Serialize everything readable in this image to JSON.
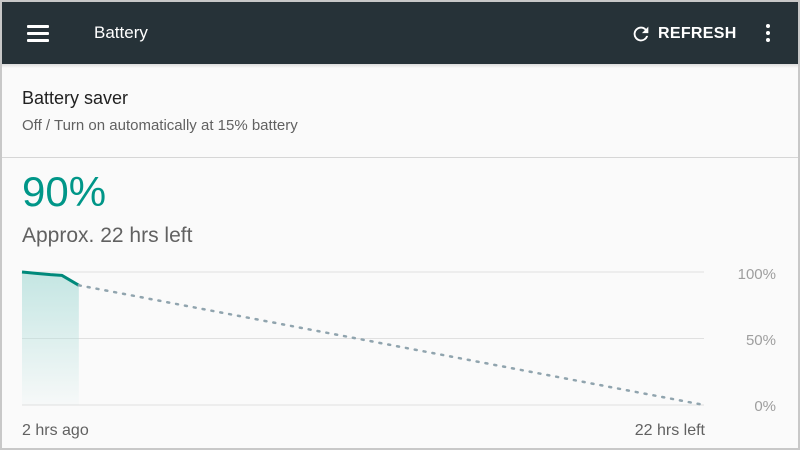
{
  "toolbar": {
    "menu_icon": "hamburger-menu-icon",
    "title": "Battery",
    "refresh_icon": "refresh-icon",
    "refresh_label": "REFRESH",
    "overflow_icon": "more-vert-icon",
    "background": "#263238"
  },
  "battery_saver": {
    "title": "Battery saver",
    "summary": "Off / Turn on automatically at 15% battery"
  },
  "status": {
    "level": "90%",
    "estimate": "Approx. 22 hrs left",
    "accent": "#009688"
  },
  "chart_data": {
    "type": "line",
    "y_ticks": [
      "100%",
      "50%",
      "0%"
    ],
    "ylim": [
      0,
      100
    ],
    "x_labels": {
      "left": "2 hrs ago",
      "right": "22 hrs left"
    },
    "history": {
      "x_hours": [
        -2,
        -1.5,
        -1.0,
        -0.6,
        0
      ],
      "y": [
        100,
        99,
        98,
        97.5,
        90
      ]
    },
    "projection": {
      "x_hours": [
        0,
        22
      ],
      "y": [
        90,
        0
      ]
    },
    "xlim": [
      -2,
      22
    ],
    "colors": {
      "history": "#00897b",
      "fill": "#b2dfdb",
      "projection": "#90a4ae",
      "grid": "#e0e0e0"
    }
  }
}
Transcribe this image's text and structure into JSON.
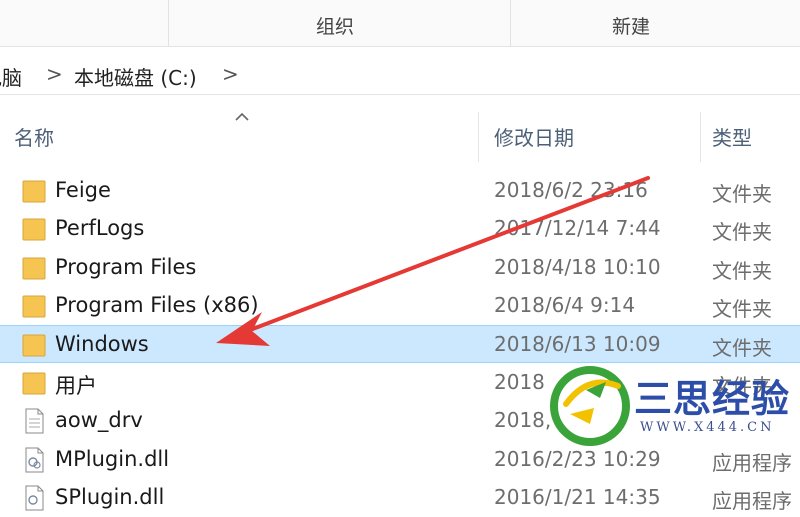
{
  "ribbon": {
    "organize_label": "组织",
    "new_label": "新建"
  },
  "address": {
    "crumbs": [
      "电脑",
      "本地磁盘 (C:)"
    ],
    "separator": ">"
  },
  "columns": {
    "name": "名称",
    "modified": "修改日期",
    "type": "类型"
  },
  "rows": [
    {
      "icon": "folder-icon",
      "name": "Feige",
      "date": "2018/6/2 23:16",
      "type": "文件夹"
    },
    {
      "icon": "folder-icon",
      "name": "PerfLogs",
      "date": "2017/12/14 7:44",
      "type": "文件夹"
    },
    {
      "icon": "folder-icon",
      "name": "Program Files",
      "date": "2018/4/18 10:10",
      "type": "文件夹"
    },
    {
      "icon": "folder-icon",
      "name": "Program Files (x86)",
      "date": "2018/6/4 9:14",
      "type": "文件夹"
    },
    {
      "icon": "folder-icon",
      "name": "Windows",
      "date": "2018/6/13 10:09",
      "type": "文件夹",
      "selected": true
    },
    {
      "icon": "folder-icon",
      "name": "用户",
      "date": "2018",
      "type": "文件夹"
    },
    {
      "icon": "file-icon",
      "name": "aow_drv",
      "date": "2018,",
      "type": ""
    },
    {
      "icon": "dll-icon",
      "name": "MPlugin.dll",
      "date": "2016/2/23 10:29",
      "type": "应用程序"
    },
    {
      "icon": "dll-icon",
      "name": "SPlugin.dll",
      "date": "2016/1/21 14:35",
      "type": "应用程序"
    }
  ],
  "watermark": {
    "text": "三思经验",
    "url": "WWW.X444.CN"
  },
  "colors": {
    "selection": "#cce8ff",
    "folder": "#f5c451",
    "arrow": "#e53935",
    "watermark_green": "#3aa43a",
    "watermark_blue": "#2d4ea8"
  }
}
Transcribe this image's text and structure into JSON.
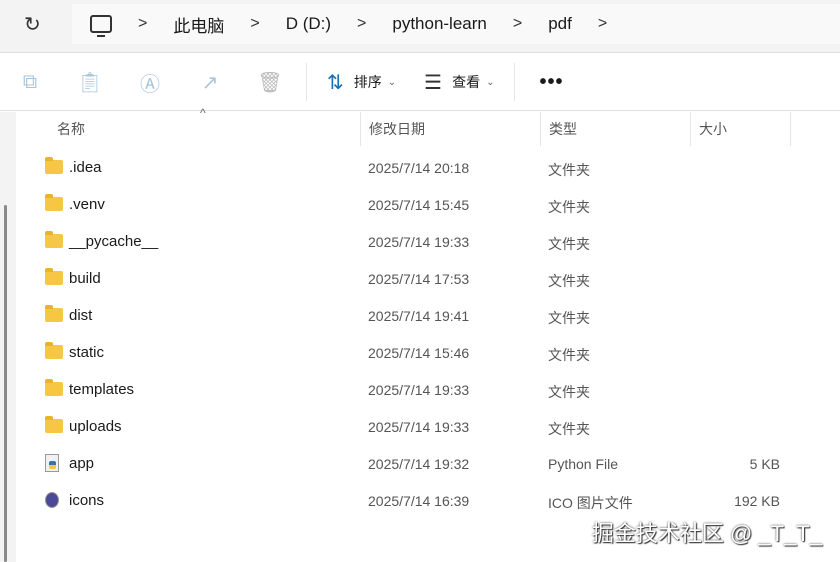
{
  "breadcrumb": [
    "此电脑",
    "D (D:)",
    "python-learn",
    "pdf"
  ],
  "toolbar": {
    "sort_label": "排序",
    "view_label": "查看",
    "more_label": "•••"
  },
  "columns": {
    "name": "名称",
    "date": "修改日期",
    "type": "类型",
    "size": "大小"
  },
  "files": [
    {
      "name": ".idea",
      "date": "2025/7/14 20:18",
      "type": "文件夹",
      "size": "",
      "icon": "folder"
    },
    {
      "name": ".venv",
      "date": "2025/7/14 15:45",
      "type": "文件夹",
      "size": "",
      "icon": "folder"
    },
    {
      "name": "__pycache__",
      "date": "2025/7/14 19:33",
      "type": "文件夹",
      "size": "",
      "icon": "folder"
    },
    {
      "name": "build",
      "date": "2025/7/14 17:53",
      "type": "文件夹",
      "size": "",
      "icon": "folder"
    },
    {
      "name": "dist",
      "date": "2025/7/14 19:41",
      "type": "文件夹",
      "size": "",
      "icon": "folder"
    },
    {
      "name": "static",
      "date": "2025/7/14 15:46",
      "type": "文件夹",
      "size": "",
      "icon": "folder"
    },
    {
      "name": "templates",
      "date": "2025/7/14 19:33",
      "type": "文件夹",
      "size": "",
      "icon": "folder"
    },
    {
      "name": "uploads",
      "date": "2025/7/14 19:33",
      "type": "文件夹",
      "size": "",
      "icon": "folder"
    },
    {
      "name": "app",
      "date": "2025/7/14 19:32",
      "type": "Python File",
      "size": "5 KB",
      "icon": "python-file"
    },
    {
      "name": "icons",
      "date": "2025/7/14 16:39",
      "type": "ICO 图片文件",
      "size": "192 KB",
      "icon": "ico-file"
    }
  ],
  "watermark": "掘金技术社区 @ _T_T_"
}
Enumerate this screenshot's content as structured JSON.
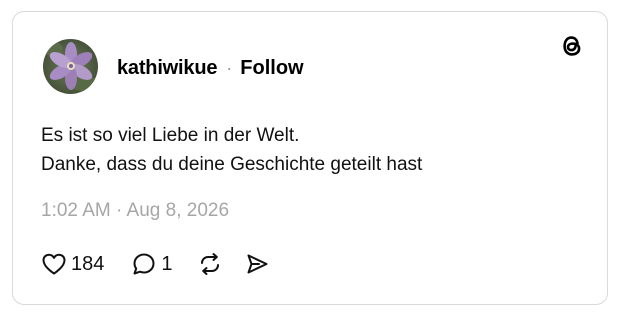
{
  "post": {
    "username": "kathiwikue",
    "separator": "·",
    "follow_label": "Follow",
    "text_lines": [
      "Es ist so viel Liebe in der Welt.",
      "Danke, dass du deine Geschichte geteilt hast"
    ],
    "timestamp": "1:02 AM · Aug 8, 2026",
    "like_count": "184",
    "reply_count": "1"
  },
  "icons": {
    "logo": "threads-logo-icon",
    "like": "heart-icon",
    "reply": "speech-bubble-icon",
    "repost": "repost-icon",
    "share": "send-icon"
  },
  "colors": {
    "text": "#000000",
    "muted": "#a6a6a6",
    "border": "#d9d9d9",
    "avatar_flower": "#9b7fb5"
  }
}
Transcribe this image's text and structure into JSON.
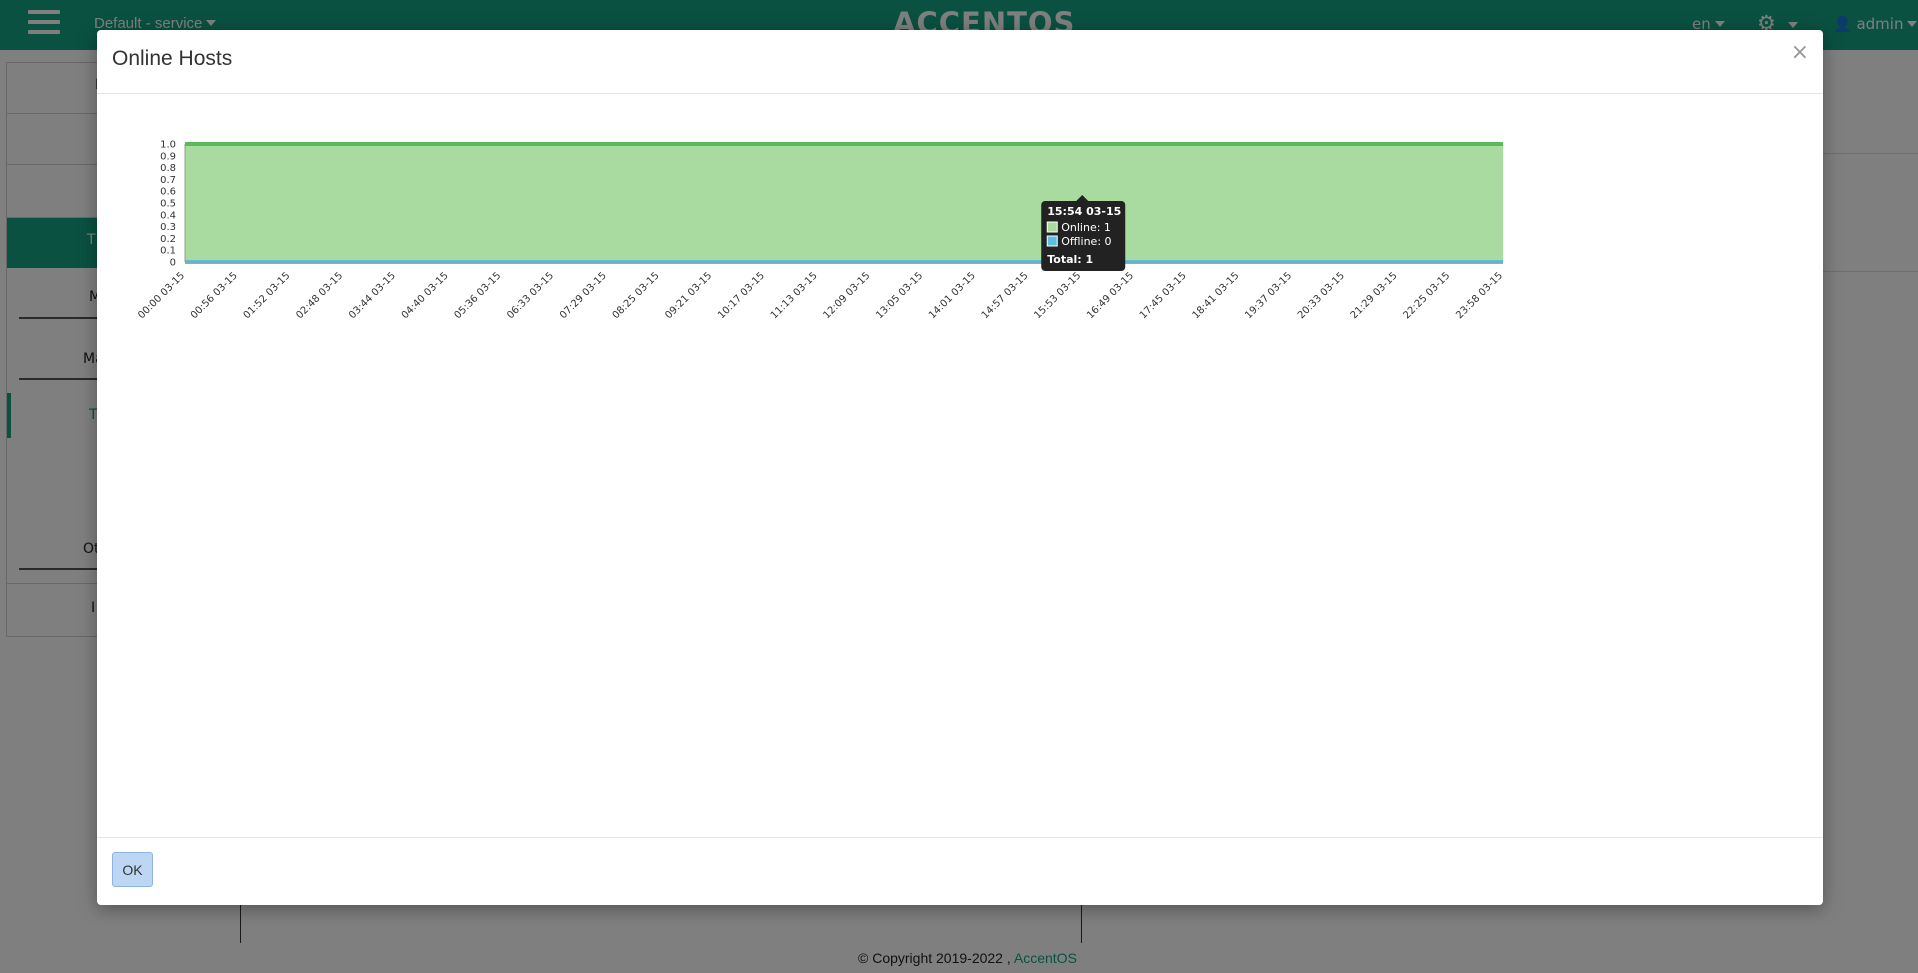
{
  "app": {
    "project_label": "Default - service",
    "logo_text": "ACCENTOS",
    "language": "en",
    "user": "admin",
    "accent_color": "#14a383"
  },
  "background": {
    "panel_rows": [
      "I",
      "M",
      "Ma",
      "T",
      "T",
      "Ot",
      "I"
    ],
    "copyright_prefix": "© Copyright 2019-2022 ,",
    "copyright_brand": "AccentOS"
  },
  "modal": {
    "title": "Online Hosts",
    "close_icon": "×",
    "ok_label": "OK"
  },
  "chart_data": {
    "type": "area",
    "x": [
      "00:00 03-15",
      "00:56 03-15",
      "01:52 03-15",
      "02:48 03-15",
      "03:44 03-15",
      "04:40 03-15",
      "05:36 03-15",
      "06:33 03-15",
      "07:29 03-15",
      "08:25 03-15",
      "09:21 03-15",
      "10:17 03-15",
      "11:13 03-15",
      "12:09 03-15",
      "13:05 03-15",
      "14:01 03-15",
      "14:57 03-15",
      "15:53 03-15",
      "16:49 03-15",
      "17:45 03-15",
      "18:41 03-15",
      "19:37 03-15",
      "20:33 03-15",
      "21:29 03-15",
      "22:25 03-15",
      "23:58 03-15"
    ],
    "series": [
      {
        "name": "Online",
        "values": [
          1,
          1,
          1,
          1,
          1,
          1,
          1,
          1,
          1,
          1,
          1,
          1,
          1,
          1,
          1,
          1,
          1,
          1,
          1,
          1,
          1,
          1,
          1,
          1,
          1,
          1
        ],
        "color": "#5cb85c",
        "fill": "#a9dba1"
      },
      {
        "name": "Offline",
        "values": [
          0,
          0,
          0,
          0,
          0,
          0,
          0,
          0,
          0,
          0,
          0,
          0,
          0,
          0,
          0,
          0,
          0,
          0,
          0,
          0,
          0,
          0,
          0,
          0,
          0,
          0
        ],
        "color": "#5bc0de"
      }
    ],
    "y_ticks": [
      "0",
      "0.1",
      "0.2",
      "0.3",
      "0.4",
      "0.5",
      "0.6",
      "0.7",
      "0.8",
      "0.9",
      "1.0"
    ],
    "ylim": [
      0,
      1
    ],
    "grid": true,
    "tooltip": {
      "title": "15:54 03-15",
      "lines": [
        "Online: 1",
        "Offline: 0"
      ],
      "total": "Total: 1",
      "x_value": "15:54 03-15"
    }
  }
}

━━━━━━━━━━━━━━━━━━━━

**Stated exercise**
Say how many lines of the data include the word "left". Nothing other than the number should be given.

**Response for this exercise**
3